#### PROVIDED MATERIAL
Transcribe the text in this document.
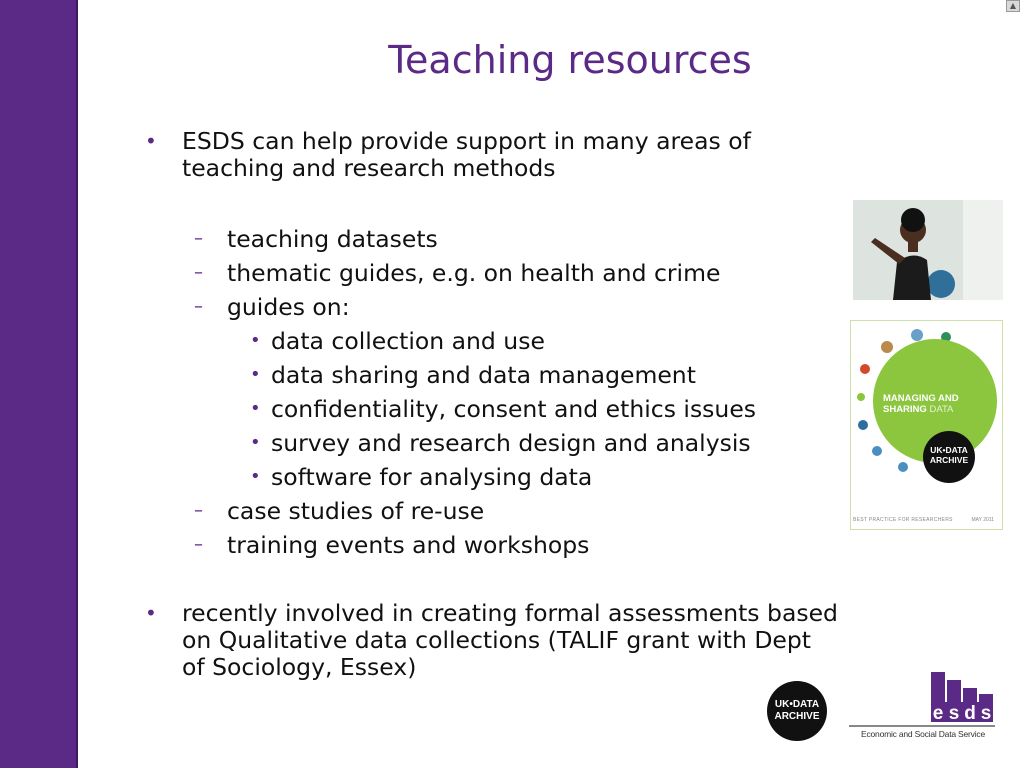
▲
Teaching resources
• ESDS can help provide support in many areas of teaching and research methods
– teaching datasets
– thematic guides, e.g. on health and crime
– guides on:
• data collection and use
• data sharing and data management
• confidentiality, consent and ethics issues
• survey and research design and analysis
• software for analysing data
– case studies of re-use
– training events and workshops
• recently involved in creating formal assessments based on Qualitative data collections (TALIF grant with Dept of Sociology, Essex)
MANAGING AND
SHARING DATA
UK•DATA
ARCHIVE
BEST PRACTICE FOR RESEARCHERS	MAY 2011
UK•DATA
ARCHIVE	e s d s
Economic and Social Data Service
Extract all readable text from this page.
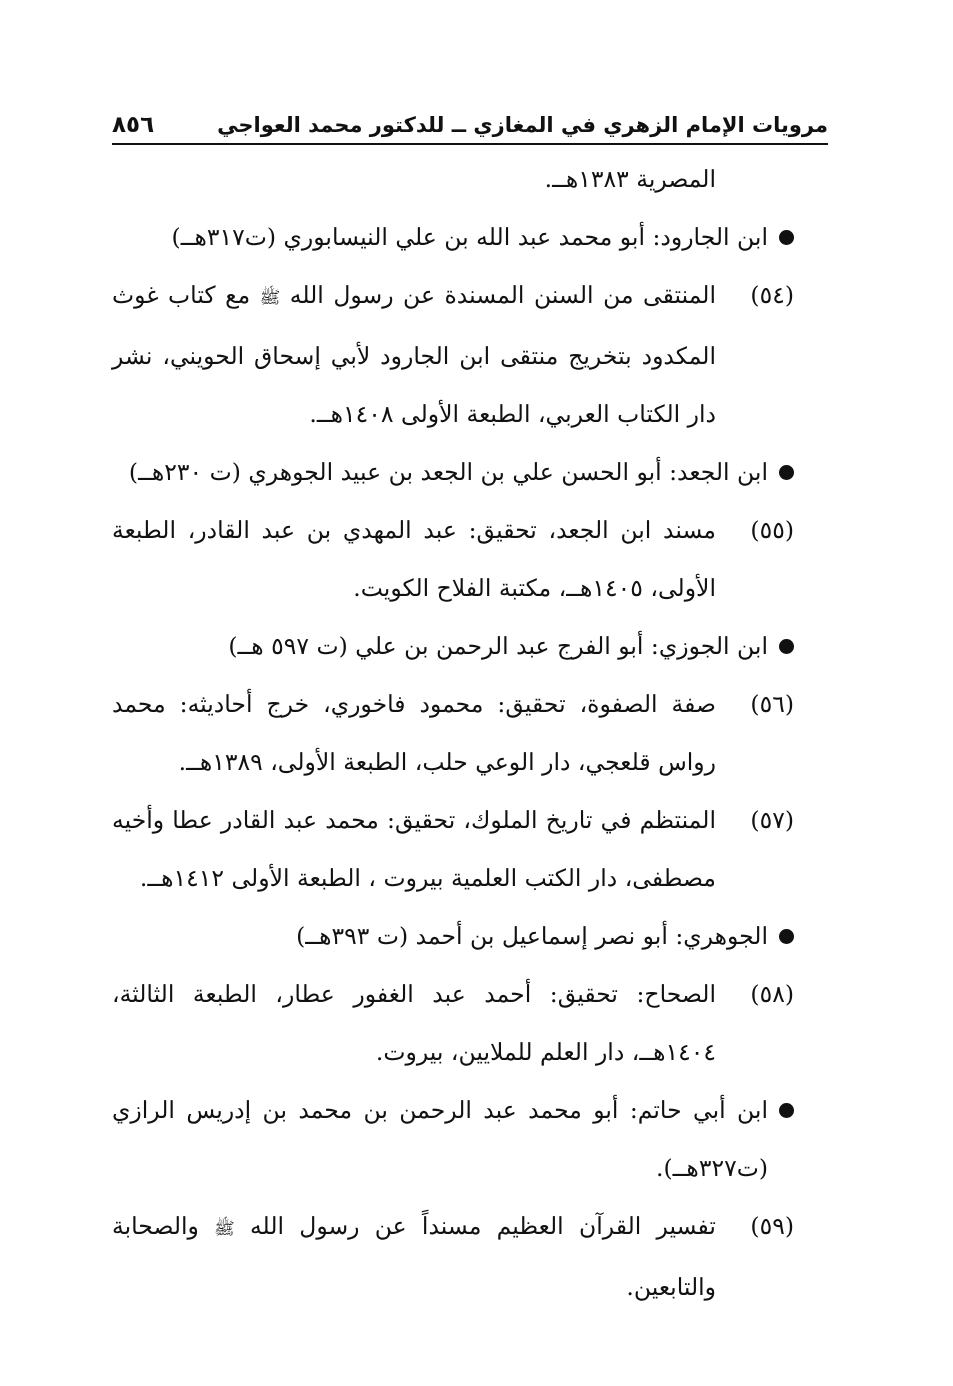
مرويات الإمام الزهري في المغازي ــ للدكتور محمد العواجي
٨٥٦
المصرية ١٣٨٣هــ.
ابن الجارود: أبو محمد عبد الله بن علي النيسابوري (ت٣١٧هــ)
(٥٤)
المنتقى من السنن المسندة عن رسول الله ﷺ مع كتاب غوث المكدود بتخريج منتقى ابن الجارود لأبي إسحاق الحويني، نشر دار الكتاب العربي، الطبعة الأولى ١٤٠٨هــ.
ابن الجعد: أبو الحسن علي بن الجعد بن عبيد الجوهري (ت ٢٣٠هــ)
(٥٥)
مسند ابن الجعد، تحقيق: عبد المهدي بن عبد القادر، الطبعة الأولى، ١٤٠٥هــ، مكتبة الفلاح الكويت.
ابن الجوزي: أبو الفرج عبد الرحمن بن علي (ت ٥٩٧ هــ)
(٥٦)
صفة الصفوة، تحقيق: محمود فاخوري، خرج أحاديثه: محمد رواس قلعجي، دار الوعي حلب، الطبعة الأولى، ١٣٨٩هــ.
(٥٧)
المنتظم في تاريخ الملوك، تحقيق: محمد عبد القادر عطا وأخيه مصطفى، دار الكتب العلمية بيروت ، الطبعة الأولى ١٤١٢هــ.
الجوهري: أبو نصر إسماعيل بن أحمد (ت ٣٩٣هــ)
(٥٨)
الصحاح: تحقيق: أحمد عبد الغفور عطار، الطبعة الثالثة، ١٤٠٤هــ، دار العلم للملايين، بيروت.
ابن أبي حاتم: أبو محمد عبد الرحمن بن محمد بن إدريس الرازي (ت٣٢٧هــ).
(٥٩)
تفسير القرآن العظيم مسنداً عن رسول الله ﷺ والصحابة والتابعين.
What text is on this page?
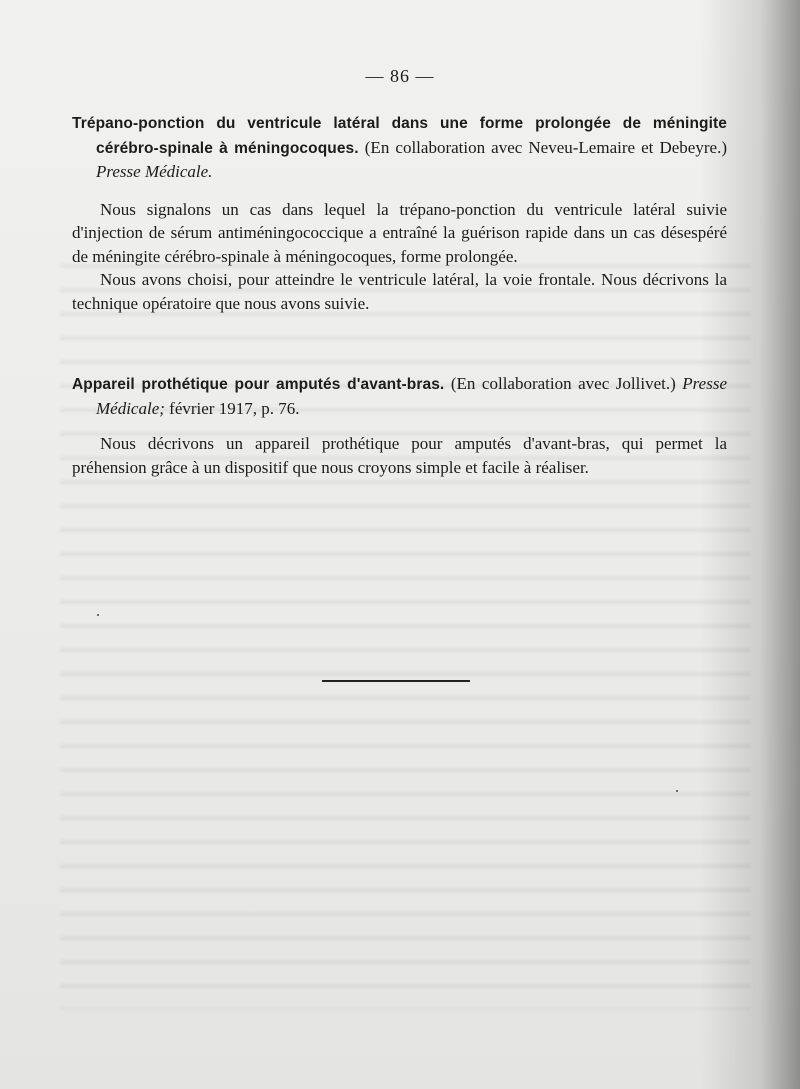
— 86 —

Trépano-ponction du ventricule latéral dans une forme prolongée de méningite cérébro-spinale à méningocoques. (En collaboration avec Neveu-Lemaire et Debeyre.) Presse Médicale.

Nous signalons un cas dans lequel la trépano-ponction du ventricule latéral suivie d'injection de sérum antiméningococcique a entraîné la guérison rapide dans un cas désespéré de méningite cérébro-spinale à méningocoques, forme prolongée.

Nous avons choisi, pour atteindre le ventricule latéral, la voie frontale. Nous décrivons la technique opératoire que nous avons suivie.

Appareil prothétique pour amputés d'avant-bras. (En collaboration avec Jollivet.) Presse Médicale; février 1917, p. 76.

Nous décrivons un appareil prothétique pour amputés d'avant-bras, qui permet la préhension grâce à un dispositif que nous croyons simple et facile à réaliser.
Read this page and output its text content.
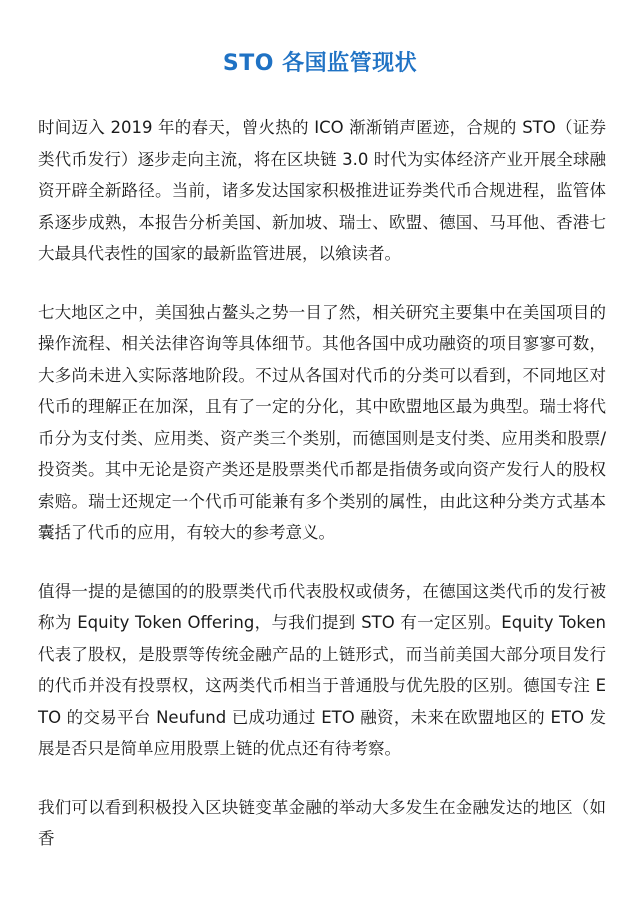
STO 各国监管现状

时间迈入 2019 年的春天，曾火热的 ICO 渐渐销声匿迹，合规的 STO（证券类代币发行）逐步走向主流，将在区块链 3.0 时代为实体经济产业开展全球融资开辟全新路径。当前，诸多发达国家积极推进证券类代币合规进程，监管体系逐步成熟，本报告分析美国、新加坡、瑞士、欧盟、德国、马耳他、香港七大最具代表性的国家的最新监管进展，以飨读者。

七大地区之中，美国独占鳌头之势一目了然，相关研究主要集中在美国项目的操作流程、相关法律咨询等具体细节。其他各国中成功融资的项目寥寥可数，大多尚未进入实际落地阶段。不过从各国对代币的分类可以看到，不同地区对代币的理解正在加深，且有了一定的分化，其中欧盟地区最为典型。瑞士将代币分为支付类、应用类、资产类三个类别，而德国则是支付类、应用类和股票/投资类。其中无论是资产类还是股票类代币都是指债务或向资产发行人的股权索赔。瑞士还规定一个代币可能兼有多个类别的属性，由此这种分类方式基本囊括了代币的应用，有较大的参考意义。

值得一提的是德国的的股票类代币代表股权或债务，在德国这类代币的发行被称为 Equity Token Offering，与我们提到 STO 有一定区别。Equity Token 代表了股权，是股票等传统金融产品的上链形式，而当前美国大部分项目发行的代币并没有投票权，这两类代币相当于普通股与优先股的区别。德国专注 ETO 的交易平台 Neufund 已成功通过 ETO 融资，未来在欧盟地区的 ETO 发展是否只是简单应用股票上链的优点还有待考察。

我们可以看到积极投入区块链变革金融的举动大多发生在金融发达的地区（如香
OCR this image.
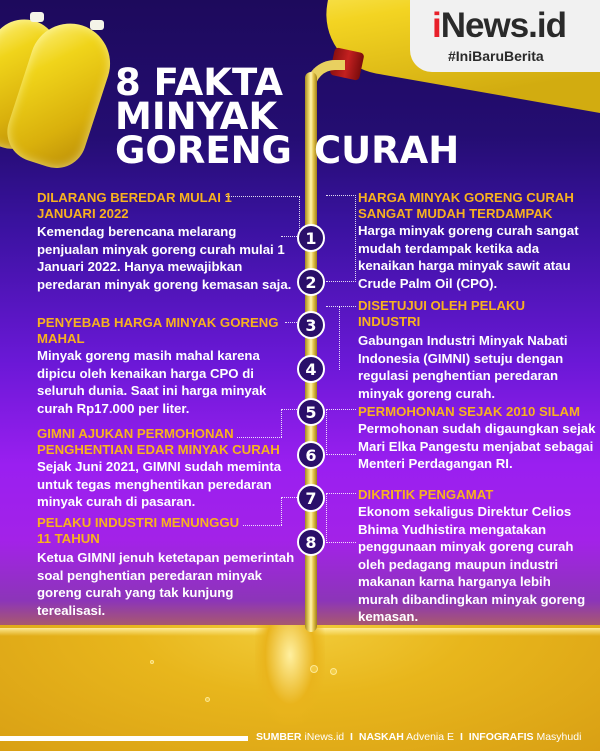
iNews.id
#IniBaruBerita
8 FAKTA
MINYAK
GORENG CURAH
1
2
3
4
5
6
7
8
DILARANG BEREDAR MULAI 1 JANUARI 2022

Kemendag berencana melarang penjualan minyak goreng curah mulai 1 Januari 2022. Hanya mewajibkan peredaran minyak goreng kemasan saja.

PENYEBAB HARGA MINYAK GORENG MAHAL

Minyak goreng masih mahal karena dipicu oleh kenaikan harga CPO di seluruh dunia. Saat ini harga minyak curah Rp17.000 per liter.

GIMNI AJUKAN PERMOHONAN PENGHENTIAN EDAR MINYAK CURAH

Sejak Juni 2021, GIMNI sudah meminta untuk tegas menghentikan peredaran minyak curah di pasaran.

PELAKU INDUSTRI MENUNGGU 11 TAHUN

Ketua GIMNI jenuh ketetapan pemerintah soal penghentian peredaran minyak goreng curah yang tak kunjung terealisasi.

HARGA MINYAK GORENG CURAH SANGAT MUDAH TERDAMPAK

Harga minyak goreng curah sangat mudah terdampak ketika ada kenaikan harga minyak sawit atau Crude Palm Oil (CPO).

DISETUJUI OLEH PELAKU INDUSTRI

Gabungan Industri Minyak Nabati Indonesia (GIMNI) setuju dengan regulasi penghentian peredaran minyak goreng curah.

PERMOHONAN SEJAK 2010 SILAM

Permohonan sudah digaungkan sejak Mari Elka Pangestu menjabat sebagai Menteri Perdagangan RI.

DIKRITIK PENGAMAT

Ekonom sekaligus Direktur Celios Bhima Yudhistira mengatakan penggunaan minyak goreng curah oleh pedagang maupun industri makanan karna harganya lebih murah dibandingkan minyak goreng kemasan.

SUMBER iNews.id I NASKAH Advenia E I INFOGRAFIS Masyhudi
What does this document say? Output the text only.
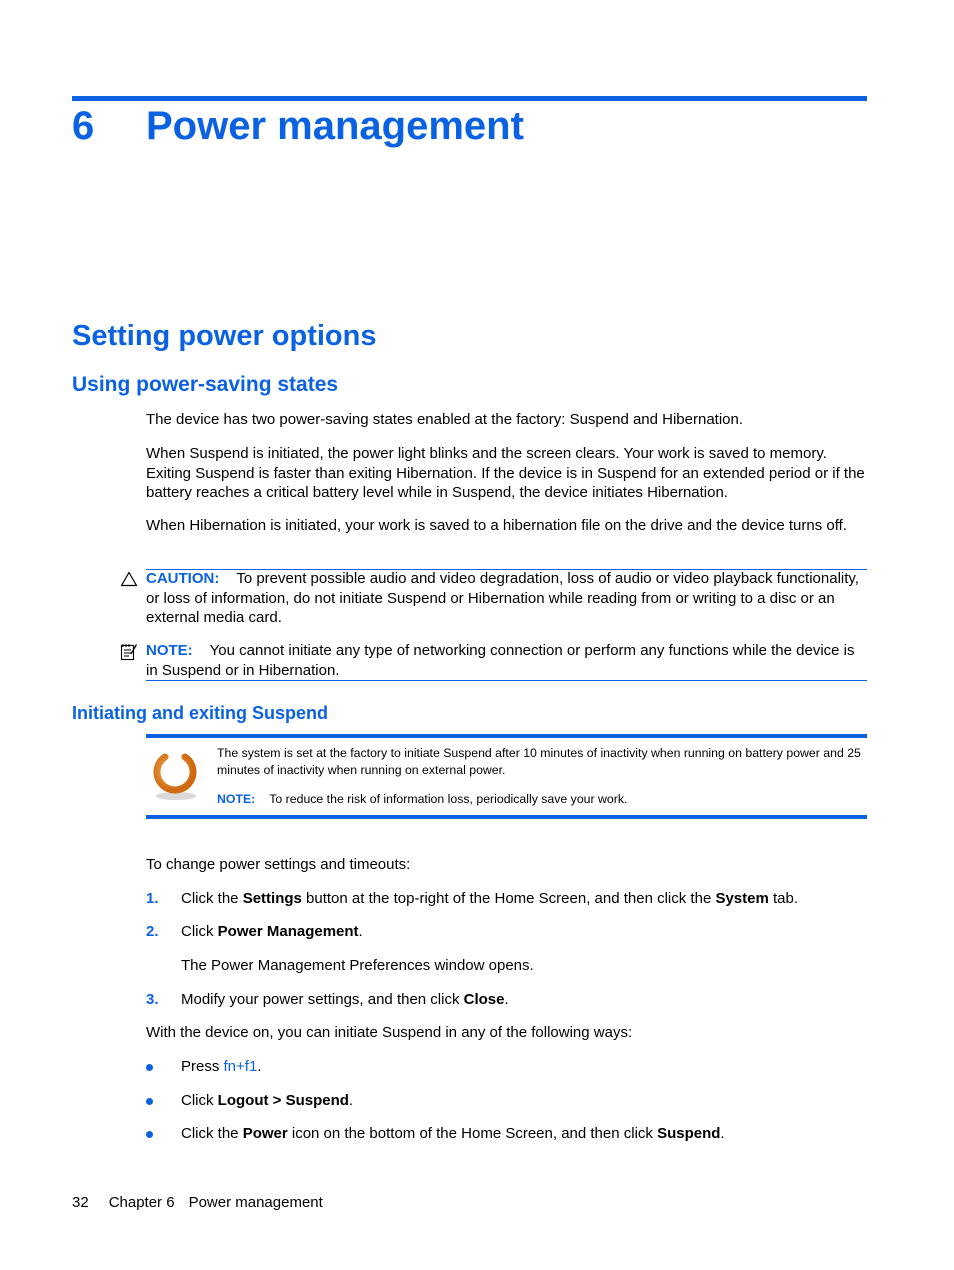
6 Power management
Setting power options
Using power-saving states

The device has two power-saving states enabled at the factory: Suspend and Hibernation.

When Suspend is initiated, the power light blinks and the screen clears. Your work is saved to memory. Exiting Suspend is faster than exiting Hibernation. If the device is in Suspend for an extended period or if the battery reaches a critical battery level while in Suspend, the device initiates Hibernation.

When Hibernation is initiated, your work is saved to a hibernation file on the drive and the device turns off.

CAUTION: To prevent possible audio and video degradation, loss of audio or video playback functionality, or loss of information, do not initiate Suspend or Hibernation while reading from or writing to a disc or an external media card.

NOTE: You cannot initiate any type of networking connection or perform any functions while the device is in Suspend or in Hibernation.

Initiating and exiting Suspend
The system is set at the factory to initiate Suspend after 10 minutes of inactivity when running on battery power and 25 minutes of inactivity when running on external power.
NOTE: To reduce the risk of information loss, periodically save your work.

To change power settings and timeouts:

1. Click the Settings button at the top-right of the Home Screen, and then click the System tab.
2. Click Power Management.
The Power Management Preferences window opens.
3. Modify your power settings, and then click Close.

With the device on, you can initiate Suspend in any of the following ways:

Press fn+f1.
Click Logout > Suspend.
Click the Power icon on the bottom of the Home Screen, and then click Suspend.
32 Chapter 6 Power management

#### WRITTEN REQUEST
Scan the records above for the string "Presse", then report every line that contains it.

#### TASK ANSWER
Trépano-ponction du ventricule latéral dans une forme prolongée de méningite cérébro-spinale à méningocoques. (En collaboration avec Neveu-Lemaire et Debeyre.) Presse Médicale.
Appareil prothétique pour amputés d'avant-bras. (En collaboration avec Jollivet.) Presse Médicale; février 1917, p. 76.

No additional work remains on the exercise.